• _DO THIS_:
Would you copy out the whole listing exactly as given?

• _Stored records_:
========================================================================

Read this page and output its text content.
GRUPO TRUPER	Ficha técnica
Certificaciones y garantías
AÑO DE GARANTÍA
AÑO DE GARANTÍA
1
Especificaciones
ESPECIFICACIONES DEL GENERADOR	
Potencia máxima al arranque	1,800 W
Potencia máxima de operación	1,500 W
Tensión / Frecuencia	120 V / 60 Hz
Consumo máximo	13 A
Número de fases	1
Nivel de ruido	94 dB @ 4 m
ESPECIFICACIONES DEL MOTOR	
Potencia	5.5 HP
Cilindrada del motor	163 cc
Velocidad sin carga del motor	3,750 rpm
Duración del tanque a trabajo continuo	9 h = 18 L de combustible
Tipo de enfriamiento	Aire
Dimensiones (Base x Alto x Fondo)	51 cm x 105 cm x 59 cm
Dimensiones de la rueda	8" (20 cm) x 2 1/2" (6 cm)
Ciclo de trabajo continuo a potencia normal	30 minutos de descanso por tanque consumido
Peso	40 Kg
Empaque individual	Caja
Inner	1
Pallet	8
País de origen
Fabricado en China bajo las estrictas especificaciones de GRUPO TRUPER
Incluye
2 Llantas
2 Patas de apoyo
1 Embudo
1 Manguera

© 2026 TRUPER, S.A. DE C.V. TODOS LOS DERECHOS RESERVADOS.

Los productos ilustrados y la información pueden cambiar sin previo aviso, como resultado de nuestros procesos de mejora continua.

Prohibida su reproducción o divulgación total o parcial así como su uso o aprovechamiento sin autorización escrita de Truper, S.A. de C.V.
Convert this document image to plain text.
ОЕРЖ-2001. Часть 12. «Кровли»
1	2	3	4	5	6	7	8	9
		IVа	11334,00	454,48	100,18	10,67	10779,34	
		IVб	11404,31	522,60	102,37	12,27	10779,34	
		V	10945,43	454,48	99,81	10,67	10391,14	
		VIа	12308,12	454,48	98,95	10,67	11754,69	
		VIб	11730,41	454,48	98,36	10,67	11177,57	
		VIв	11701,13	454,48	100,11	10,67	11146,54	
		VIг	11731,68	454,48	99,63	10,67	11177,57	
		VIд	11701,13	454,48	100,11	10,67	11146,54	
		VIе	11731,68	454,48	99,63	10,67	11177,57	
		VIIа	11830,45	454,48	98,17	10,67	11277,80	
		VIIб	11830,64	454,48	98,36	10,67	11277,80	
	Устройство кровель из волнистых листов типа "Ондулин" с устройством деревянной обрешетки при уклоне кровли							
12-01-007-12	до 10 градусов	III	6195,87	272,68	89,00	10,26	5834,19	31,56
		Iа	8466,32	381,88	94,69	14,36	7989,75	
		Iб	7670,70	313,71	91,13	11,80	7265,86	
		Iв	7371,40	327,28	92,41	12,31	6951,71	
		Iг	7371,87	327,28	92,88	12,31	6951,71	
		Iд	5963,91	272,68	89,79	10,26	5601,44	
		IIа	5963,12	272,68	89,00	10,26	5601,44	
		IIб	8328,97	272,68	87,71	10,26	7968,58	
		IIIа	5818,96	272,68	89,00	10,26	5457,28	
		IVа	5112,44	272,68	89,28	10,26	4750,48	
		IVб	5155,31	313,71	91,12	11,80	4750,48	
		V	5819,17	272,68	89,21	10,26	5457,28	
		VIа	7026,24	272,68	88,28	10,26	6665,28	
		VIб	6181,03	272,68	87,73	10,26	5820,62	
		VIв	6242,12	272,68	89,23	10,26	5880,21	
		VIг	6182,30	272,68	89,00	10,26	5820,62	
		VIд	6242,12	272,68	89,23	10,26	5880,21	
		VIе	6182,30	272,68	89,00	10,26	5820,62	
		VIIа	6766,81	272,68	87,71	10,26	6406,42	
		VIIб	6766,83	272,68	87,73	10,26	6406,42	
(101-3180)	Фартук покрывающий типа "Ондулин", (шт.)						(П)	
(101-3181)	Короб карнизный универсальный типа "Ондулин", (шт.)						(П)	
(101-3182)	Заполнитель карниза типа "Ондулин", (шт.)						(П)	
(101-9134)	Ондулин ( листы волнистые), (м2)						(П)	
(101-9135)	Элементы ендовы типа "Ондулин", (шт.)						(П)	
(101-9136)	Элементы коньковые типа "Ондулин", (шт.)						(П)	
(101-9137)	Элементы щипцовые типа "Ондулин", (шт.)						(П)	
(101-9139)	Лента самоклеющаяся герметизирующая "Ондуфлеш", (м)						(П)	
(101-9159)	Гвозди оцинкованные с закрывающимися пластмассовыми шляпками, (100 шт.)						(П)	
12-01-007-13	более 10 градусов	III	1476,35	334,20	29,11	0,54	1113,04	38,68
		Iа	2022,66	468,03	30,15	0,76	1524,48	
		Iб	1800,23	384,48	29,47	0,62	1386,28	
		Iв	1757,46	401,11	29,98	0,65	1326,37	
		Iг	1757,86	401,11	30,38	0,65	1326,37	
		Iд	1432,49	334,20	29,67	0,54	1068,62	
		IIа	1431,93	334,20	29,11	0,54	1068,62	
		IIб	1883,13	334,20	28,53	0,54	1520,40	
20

========================================================================

• _RESPONSE TO THE EXERCISE_:
Read this page and output its text content.
GRUPO TRUPER	Ficha técnica
Certificaciones y garantías
AÑO DE GARANTÍA
AÑO DE GARANTÍA
1
Especificaciones
ESPECIFICACIONES DEL GENERADOR	
Potencia máxima al arranque	1,800 W
Potencia máxima de operación	1,500 W
Tensión / Frecuencia	120 V / 60 Hz
Consumo máximo	13 A
Número de fases	1
Nivel de ruido	94 dB @ 4 m
ESPECIFICACIONES DEL MOTOR	
Potencia	5.5 HP
Cilindrada del motor	163 cc
Velocidad sin carga del motor	3,750 rpm
Duración del tanque a trabajo continuo	9 h = 18 L de combustible
Tipo de enfriamiento	Aire
Dimensiones (Base x Alto x Fondo)	51 cm x 105 cm x 59 cm
Dimensiones de la rueda	8" (20 cm) x 2 1/2" (6 cm)
Ciclo de trabajo continuo a potencia normal	30 minutos de descanso por tanque consumido
Peso	40 Kg
Empaque individual	Caja
Inner	1
Pallet	8
País de origen
Fabricado en China bajo las estrictas especificaciones de GRUPO TRUPER
Incluye
2 Llantas
2 Patas de apoyo
1 Embudo
1 Manguera

© 2026 TRUPER, S.A. DE C.V. TODOS LOS DERECHOS RESERVADOS.

Los productos ilustrados y la información pueden cambiar sin previo aviso, como resultado de nuestros procesos de mejora continua.

Prohibida su reproducción o divulgación total o parcial así como su uso o aprovechamiento sin autorización escrita de Truper, S.A. de C.V.
Convert this document image to plain text.
ОЕРЖ-2001. Часть 12. «Кровли»
1	2	3	4	5	6	7	8	9
		IVа	11334,00	454,48	100,18	10,67	10779,34	
		IVб	11404,31	522,60	102,37	12,27	10779,34	
		V	10945,43	454,48	99,81	10,67	10391,14	
		VIа	12308,12	454,48	98,95	10,67	11754,69	
		VIб	11730,41	454,48	98,36	10,67	11177,57	
		VIв	11701,13	454,48	100,11	10,67	11146,54	
		VIг	11731,68	454,48	99,63	10,67	11177,57	
		VIд	11701,13	454,48	100,11	10,67	11146,54	
		VIе	11731,68	454,48	99,63	10,67	11177,57	
		VIIа	11830,45	454,48	98,17	10,67	11277,80	
		VIIб	11830,64	454,48	98,36	10,67	11277,80	
	Устройство кровель из волнистых листов типа "Ондулин" с устройством деревянной обрешетки при уклоне кровли							
12-01-007-12	до 10 градусов	III	6195,87	272,68	89,00	10,26	5834,19	31,56
		Iа	8466,32	381,88	94,69	14,36	7989,75	
		Iб	7670,70	313,71	91,13	11,80	7265,86	
		Iв	7371,40	327,28	92,41	12,31	6951,71	
		Iг	7371,87	327,28	92,88	12,31	6951,71	
		Iд	5963,91	272,68	89,79	10,26	5601,44	
		IIа	5963,12	272,68	89,00	10,26	5601,44	
		IIб	8328,97	272,68	87,71	10,26	7968,58	
		IIIа	5818,96	272,68	89,00	10,26	5457,28	
		IVа	5112,44	272,68	89,28	10,26	4750,48	
		IVб	5155,31	313,71	91,12	11,80	4750,48	
		V	5819,17	272,68	89,21	10,26	5457,28	
		VIа	7026,24	272,68	88,28	10,26	6665,28	
		VIб	6181,03	272,68	87,73	10,26	5820,62	
		VIв	6242,12	272,68	89,23	10,26	5880,21	
		VIг	6182,30	272,68	89,00	10,26	5820,62	
		VIд	6242,12	272,68	89,23	10,26	5880,21	
		VIе	6182,30	272,68	89,00	10,26	5820,62	
		VIIа	6766,81	272,68	87,71	10,26	6406,42	
		VIIб	6766,83	272,68	87,73	10,26	6406,42	
(101-3180)	Фартук покрывающий типа "Ондулин", (шт.)						(П)	
(101-3181)	Короб карнизный универсальный типа "Ондулин", (шт.)						(П)	
(101-3182)	Заполнитель карниза типа "Ондулин", (шт.)						(П)	
(101-9134)	Ондулин ( листы волнистые), (м2)						(П)	
(101-9135)	Элементы ендовы типа "Ондулин", (шт.)						(П)	
(101-9136)	Элементы коньковые типа "Ондулин", (шт.)						(П)	
(101-9137)	Элементы щипцовые типа "Ондулин", (шт.)						(П)	
(101-9139)	Лента самоклеющаяся герметизирующая "Ондуфлеш", (м)						(П)	
(101-9159)	Гвозди оцинкованные с закрывающимися пластмассовыми шляпками, (100 шт.)						(П)	
12-01-007-13	более 10 градусов	III	1476,35	334,20	29,11	0,54	1113,04	38,68
		Iа	2022,66	468,03	30,15	0,76	1524,48	
		Iб	1800,23	384,48	29,47	0,62	1386,28	
		Iв	1757,46	401,11	29,98	0,65	1326,37	
		Iг	1757,86	401,11	30,38	0,65	1326,37	
		Iд	1432,49	334,20	29,67	0,54	1068,62	
		IIа	1431,93	334,20	29,11	0,54	1068,62	
		IIб	1883,13	334,20	28,53	0,54	1520,40	
20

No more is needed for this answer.